» **AIM**:
Render every line of the rows below as a JSON list of strings, one string per line, leaving out blank lines and the pictures.

» **MATERIAL TO PROCESS**:
* BEGIN *
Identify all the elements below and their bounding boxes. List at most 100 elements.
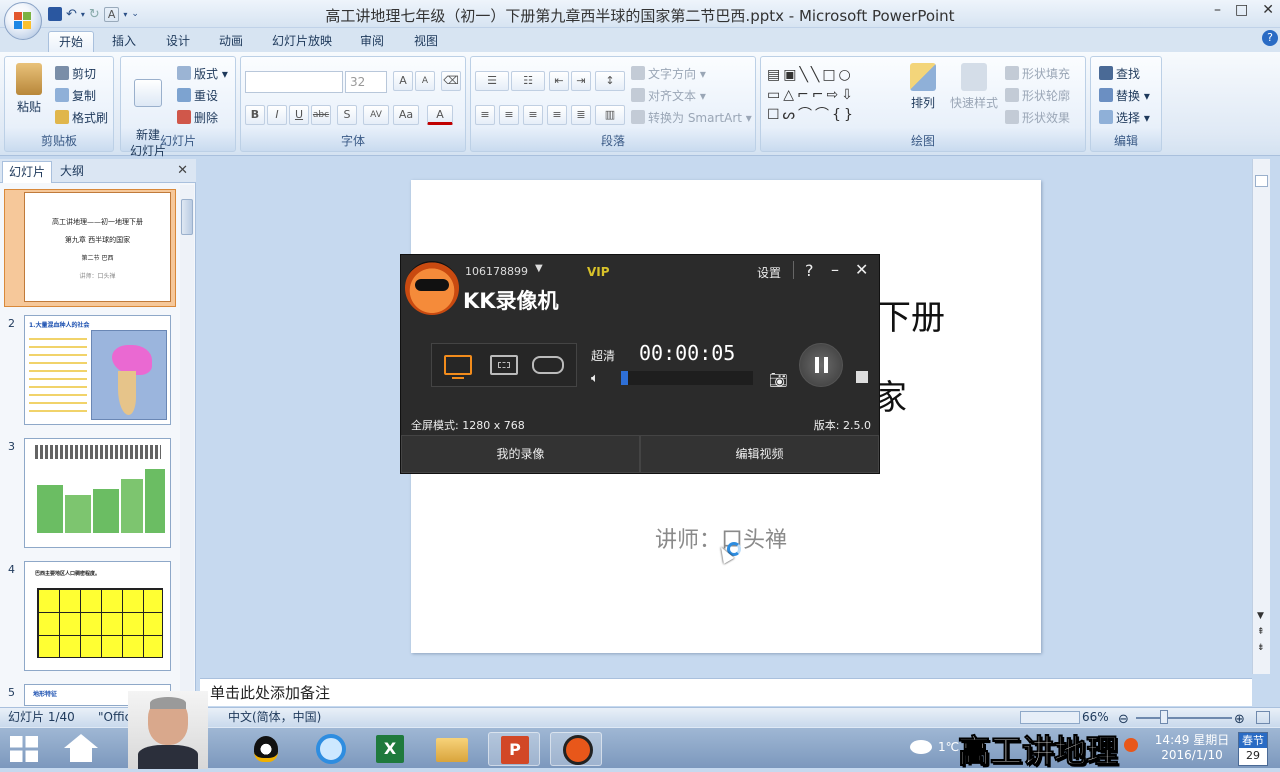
notes-pane[interactable]: 单击此处添加备注 — [200, 678, 1252, 706]
tray-icon[interactable] — [1124, 738, 1138, 752]
tab-design[interactable]: 设计 — [158, 31, 198, 52]
panel-scrollbar[interactable] — [180, 185, 194, 705]
increase-indent-button[interactable]: ⇥ — [571, 71, 591, 91]
tab-slides[interactable]: 幻灯片 — [2, 161, 53, 183]
office-button[interactable] — [4, 2, 42, 40]
tab-slideshow[interactable]: 幻灯片放映 — [266, 31, 338, 52]
minimize-button[interactable]: – — [831, 260, 839, 279]
browser-taskbar-icon[interactable] — [304, 732, 356, 766]
paste-button[interactable]: 粘贴 — [11, 63, 47, 115]
justify-button[interactable]: ≡ — [547, 105, 567, 125]
slide-scrollbar[interactable]: ▼ ⇞ ⇟ — [1252, 159, 1270, 674]
my-recordings-button[interactable]: 我的录像 — [401, 435, 640, 473]
shapes-gallery[interactable]: ▤▣╲╲□○ ▭△⌐⌐⇨⇩ ☐ᔕ⌒⌒{} — [767, 65, 893, 125]
shadow-button[interactable]: S — [337, 105, 357, 125]
slide-thumbnail[interactable]: 1.大量混血种人的社会 — [24, 315, 171, 425]
format-painter-button[interactable]: 格式刷 — [55, 109, 108, 126]
italic-button[interactable]: I — [267, 105, 287, 125]
tab-home[interactable]: 开始 — [48, 31, 94, 52]
powerpoint-taskbar-icon[interactable]: P — [488, 732, 540, 766]
kk-recorder-taskbar-icon[interactable] — [550, 732, 602, 766]
clock[interactable]: 14:49 星期日 2016/1/10 — [1152, 733, 1232, 763]
clear-format-button[interactable]: ⌫ — [441, 71, 461, 91]
close-button[interactable]: ✕ — [855, 260, 868, 279]
replace-button[interactable]: 替换 ▾ — [1099, 87, 1150, 104]
vip-badge[interactable]: VIP — [587, 265, 610, 279]
weather-cloud-icon[interactable] — [910, 740, 932, 754]
decrease-indent-button[interactable]: ⇤ — [549, 71, 569, 91]
help-icon[interactable]: ? — [1262, 30, 1278, 46]
edit-video-button[interactable]: 编辑视频 — [640, 435, 879, 473]
quality-label[interactable]: 超清 — [591, 347, 615, 364]
reset-button[interactable]: 重设 — [177, 87, 218, 104]
help-button[interactable]: ? — [805, 261, 814, 280]
font-name-combo[interactable] — [245, 71, 343, 93]
copy-button[interactable]: 复制 — [55, 87, 96, 104]
zoom-level[interactable]: 66% — [1082, 708, 1109, 727]
quick-styles-button[interactable]: 快速样式 — [947, 63, 1001, 111]
align-center-button[interactable]: ≡ — [499, 105, 519, 125]
shape-outline-button[interactable]: 形状轮廓 — [1005, 87, 1070, 104]
bold-button[interactable]: B — [245, 105, 265, 125]
minimize-button[interactable]: – — [1214, 2, 1221, 18]
line-spacing-button[interactable]: ↕ — [595, 71, 625, 91]
user-dropdown-icon[interactable]: ▼ — [535, 263, 543, 274]
numbering-button[interactable]: ☷ — [511, 71, 545, 91]
scrollbar-thumb[interactable] — [1255, 175, 1268, 187]
columns-button[interactable]: ▥ — [595, 105, 625, 125]
bullets-button[interactable]: ☰ — [475, 71, 509, 91]
char-spacing-button[interactable]: AV — [363, 105, 389, 125]
view-buttons[interactable] — [1020, 711, 1080, 724]
volume-icon[interactable]: 🔈︎ — [591, 371, 599, 386]
region-mode-icon[interactable] — [490, 355, 518, 375]
temperature[interactable]: 1℃ — [938, 740, 959, 754]
select-button[interactable]: 选择 ▾ — [1099, 109, 1150, 126]
tab-outline[interactable]: 大纲 — [54, 161, 90, 183]
underline-button[interactable]: U — [289, 105, 309, 125]
kk-user-id[interactable]: 106178899 — [465, 265, 528, 278]
tab-view[interactable]: 视图 — [406, 31, 446, 52]
start-windows-icon[interactable] — [10, 736, 38, 762]
slide-thumbnail[interactable] — [24, 438, 171, 548]
text-direction-button[interactable]: 文字方向 ▾ — [631, 65, 706, 82]
next-slide-icon[interactable]: ⇟ — [1257, 643, 1265, 653]
game-mode-icon[interactable] — [532, 356, 564, 374]
convert-smartart-button[interactable]: 转换为 SmartArt ▾ — [631, 109, 752, 126]
zoom-slider-thumb[interactable] — [1160, 710, 1168, 724]
layout-button[interactable]: 版式 ▾ — [177, 65, 228, 82]
calendar-widget[interactable]: 春节 29 — [1238, 732, 1268, 766]
font-size-combo[interactable]: 32 — [345, 71, 387, 93]
volume-meter[interactable] — [621, 371, 753, 385]
fullscreen-mode-icon[interactable] — [444, 355, 472, 379]
cut-button[interactable]: 剪切 — [55, 65, 96, 82]
close-button[interactable]: ✕ — [1262, 2, 1274, 18]
delete-slide-button[interactable]: 删除 — [177, 109, 218, 126]
fit-window-icon[interactable] — [1256, 711, 1270, 724]
align-right-button[interactable]: ≡ — [523, 105, 543, 125]
scrollbar-thumb[interactable] — [181, 199, 193, 235]
tab-insert[interactable]: 插入 — [104, 31, 144, 52]
shape-effects-button[interactable]: 形状效果 — [1005, 109, 1070, 126]
language-indicator[interactable]: 中文(简体，中国) — [228, 708, 321, 727]
grow-font-button[interactable]: A — [393, 71, 413, 91]
tab-animations[interactable]: 动画 — [211, 31, 251, 52]
slide-thumbnail[interactable]: 巴西主要地区人口稠密程度。 — [24, 561, 171, 671]
home-icon[interactable] — [64, 734, 98, 764]
distributed-button[interactable]: ≣ — [571, 105, 591, 125]
zoom-slider[interactable] — [1136, 717, 1232, 719]
excel-taskbar-icon[interactable]: X — [364, 732, 416, 766]
screenshot-camera-icon[interactable]: 📷︎ — [769, 371, 788, 389]
shrink-font-button[interactable]: A — [415, 71, 435, 91]
settings-button[interactable]: 设置 — [757, 264, 781, 281]
font-color-button[interactable]: A — [427, 105, 453, 125]
stop-button[interactable] — [856, 371, 868, 383]
qq-taskbar-icon[interactable] — [244, 732, 290, 766]
slide-thumbnail[interactable]: 高工讲地理——初一地理下册 第九章 西半球的国家 第二节 巴西 讲师：口头禅 — [24, 192, 171, 302]
prev-slide-icon[interactable]: ⇞ — [1257, 627, 1265, 637]
align-text-button[interactable]: 对齐文本 ▾ — [631, 87, 706, 104]
scroll-down-icon[interactable]: ▼ — [1257, 611, 1264, 621]
strikethrough-button[interactable]: abc — [311, 105, 331, 125]
pause-button[interactable] — [799, 343, 843, 387]
align-left-button[interactable]: ≡ — [475, 105, 495, 125]
explorer-taskbar-icon[interactable] — [426, 732, 478, 766]
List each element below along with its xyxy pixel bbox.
* END *
» **TASK RESULT**:
[
  "Identify all the elements below and their bounding boxes. List at most 100 elements.",
  "notes-pane[interactable]: 单击此处添加备注 — [200, 678, 1252, 706]",
  "tray-icon[interactable] — [1124, 738, 1138, 752]",
  "tab-design[interactable]: 设计 — [158, 31, 198, 52]",
  "panel-scrollbar[interactable] — [180, 185, 194, 705]",
  "increase-indent-button[interactable]: ⇥ — [571, 71, 591, 91]",
  "tab-slides[interactable]: 幻灯片 — [2, 161, 53, 183]",
  "office-button[interactable] — [4, 2, 42, 40]",
  "tab-slideshow[interactable]: 幻灯片放映 — [266, 31, 338, 52]",
  "minimize-button[interactable]: – — [831, 260, 839, 279]",
  "browser-taskbar-icon[interactable] — [304, 732, 356, 766]",
  "paste-button[interactable]: 粘贴 — [11, 63, 47, 115]",
  "justify-button[interactable]: ≡ — [547, 105, 567, 125]",
  "slide-scrollbar[interactable]: ▼ ⇞ ⇟ — [1252, 159, 1270, 674]",
  "my-recordings-button[interactable]: 我的录像 — [401, 435, 640, 473]",
  "shapes-gallery[interactable]: ▤▣╲╲□○ ▭△⌐⌐⇨⇩ ☐ᔕ⌒⌒{} — [767, 65, 893, 125]",
  "shadow-button[interactable]: S — [337, 105, 357, 125]",
  "slide-thumbnail[interactable]: 1.大量混血种人的社会 — [24, 315, 171, 425]",
  "format-painter-button[interactable]: 格式刷 — [55, 109, 108, 126]",
  "italic-button[interactable]: I — [267, 105, 287, 125]",
  "tab-home[interactable]: 开始 — [48, 31, 94, 52]",
  "powerpoint-taskbar-icon[interactable]: P — [488, 732, 540, 766]",
  "kk-recorder-taskbar-icon[interactable] — [550, 732, 602, 766]",
  "clock[interactable]: 14:49 星期日 2016/1/10 — [1152, 733, 1232, 763]",
  "clear-format-button[interactable]: ⌫ — [441, 71, 461, 91]",
  "close-button[interactable]: ✕ — [855, 260, 868, 279]",
  "replace-button[interactable]: 替换 ▾ — [1099, 87, 1150, 104]",
  "vip-badge[interactable]: VIP — [587, 265, 610, 279]",
  "weather-cloud-icon[interactable] — [910, 740, 932, 754]",
  "decrease-indent-button[interactable]: ⇤ — [549, 71, 569, 91]",
  "help-icon[interactable]: ? — [1262, 30, 1278, 46]",
  "edit-video-button[interactable]: 编辑视频 — [640, 435, 879, 473]",
  "quality-label[interactable]: 超清 — [591, 347, 615, 364]",
  "reset-button[interactable]: 重设 — [177, 87, 218, 104]",
  "help-button[interactable]: ? — [805, 261, 814, 280]",
  "font-name-combo[interactable] — [245, 71, 343, 93]",
  "copy-button[interactable]: 复制 — [55, 87, 96, 104]",
  "zoom-level[interactable]: 66% — [1082, 708, 1109, 727]",
  "quick-styles-button[interactable]: 快速样式 — [947, 63, 1001, 111]",
  "align-center-button[interactable]: ≡ — [499, 105, 519, 125]",
  "shape-outline-button[interactable]: 形状轮廓 — [1005, 87, 1070, 104]",
  "bold-button[interactable]: B — [245, 105, 265, 125]",
  "minimize-button[interactable]: – — [1214, 2, 1221, 18]",
  "line-spacing-button[interactable]: ↕ — [595, 71, 625, 91]",
  "user-dropdown-icon[interactable]: ▼ — [535, 263, 543, 274]",
  "numbering-button[interactable]: ☷ — [511, 71, 545, 91]",
  "scrollbar-thumb[interactable] — [1255, 175, 1268, 187]",
  "columns-button[interactable]: ▥ — [595, 105, 625, 125]",
  "bullets-button[interactable]: ☰ — [475, 71, 509, 91]",
  "char-spacing-button[interactable]: AV — [363, 105, 389, 125]",
  "view-buttons[interactable] — [1020, 711, 1080, 724]",
  "volume-icon[interactable]: 🔈︎ — [591, 371, 599, 386]",
  "region-mode-icon[interactable] — [490, 355, 518, 375]",
  "temperature[interactable]: 1℃ — [938, 740, 959, 754]",
  "select-button[interactable]: 选择 ▾ — [1099, 109, 1150, 126]",
  "tab-outline[interactable]: 大纲 — [54, 161, 90, 183]",
  "underline-button[interactable]: U — [289, 105, 309, 125]",
  "kk-user-id[interactable]: 106178899 — [465, 265, 528, 278]",
  "tab-view[interactable]: 视图 — [406, 31, 446, 52]",
  "start-windows-icon[interactable] — [10, 736, 38, 762]",
  "slide-thumbnail[interactable] — [24, 438, 171, 548]",
  "text-direction-button[interactable]: 文字方向 ▾ — [631, 65, 706, 82]",
  "next-slide-icon[interactable]: ⇟ — [1257, 643, 1265, 653]",
  "game-mode-icon[interactable] — [532, 356, 564, 374]",
  "convert-smartart-button[interactable]: 转换为 SmartArt ▾ — [631, 109, 752, 126]",
  "zoom-slider-thumb[interactable] — [1160, 710, 1168, 724]",
  "layout-button[interactable]: 版式 ▾ — [177, 65, 228, 82]",
  "calendar-widget[interactable]: 春节 29 — [1238, 732, 1268, 766]",
  "font-size-combo[interactable]: 32 — [345, 71, 387, 93]",
  "volume-meter[interactable] — [621, 371, 753, 385]",
  "fullscreen-mode-icon[interactable] — [444, 355, 472, 379]",
  "cut-button[interactable]: 剪切 — [55, 65, 96, 82]",
  "close-button[interactable]: ✕ — [1262, 2, 1274, 18]",
  "delete-slide-button[interactable]: 删除 — [177, 109, 218, 126]",
  "fit-window-icon[interactable] — [1256, 711, 1270, 724]",
  "align-right-button[interactable]: ≡ — [523, 105, 543, 125]",
  "scrollbar-thumb[interactable] — [181, 199, 193, 235]",
  "tab-insert[interactable]: 插入 — [104, 31, 144, 52]",
  "shape-effects-button[interactable]: 形状效果 — [1005, 109, 1070, 126]",
  "language-indicator[interactable]: 中文(简体，中国) — [228, 708, 321, 727]",
  "grow-font-button[interactable]: A — [393, 71, 413, 91]",
  "tab-animations[interactable]: 动画 — [211, 31, 251, 52]",
  "slide-thumbnail[interactable]: 巴西主要地区人口稠密程度。 — [24, 561, 171, 671]",
  "home-icon[interactable] — [64, 734, 98, 764]",
  "distributed-button[interactable]: ≣ — [571, 105, 591, 125]",
  "zoom-slider[interactable] — [1136, 717, 1232, 719]",
  "excel-taskbar-icon[interactable]: X — [364, 732, 416, 766]",
  "screenshot-camera-icon[interactable]: 📷︎ — [769, 371, 788, 389]",
  "shrink-font-button[interactable]: A — [415, 71, 435, 91]",
  "settings-button[interactable]: 设置 — [757, 264, 781, 281]",
  "font-color-button[interactable]: A — [427, 105, 453, 125]",
  "stop-button[interactable] — [856, 371, 868, 383]",
  "qq-taskbar-icon[interactable] — [244, 732, 290, 766]",
  "slide-thumbnail[interactable]: 高工讲地理——初一地理下册 第九章 西半球的国家 第二节 巴西 讲师：口头禅 — [24, 192, 171, 302]",
  "prev-slide-icon[interactable]: ⇞ — [1257, 627, 1265, 637]",
  "align-text-button[interactable]: 对齐文本 ▾ — [631, 87, 706, 104]",
  "scroll-down-icon[interactable]: ▼ — [1257, 611, 1264, 621]",
  "strikethrough-button[interactable]: abc — [311, 105, 331, 125]",
  "pause-button[interactable] — [799, 343, 843, 387]",
  "align-left-button[interactable]: ≡ — [475, 105, 495, 125]",
  "explorer-taskbar-icon[interactable] — [426, 732, 478, 766]",
  "List each element below along with its xyxy pixel bbox."
]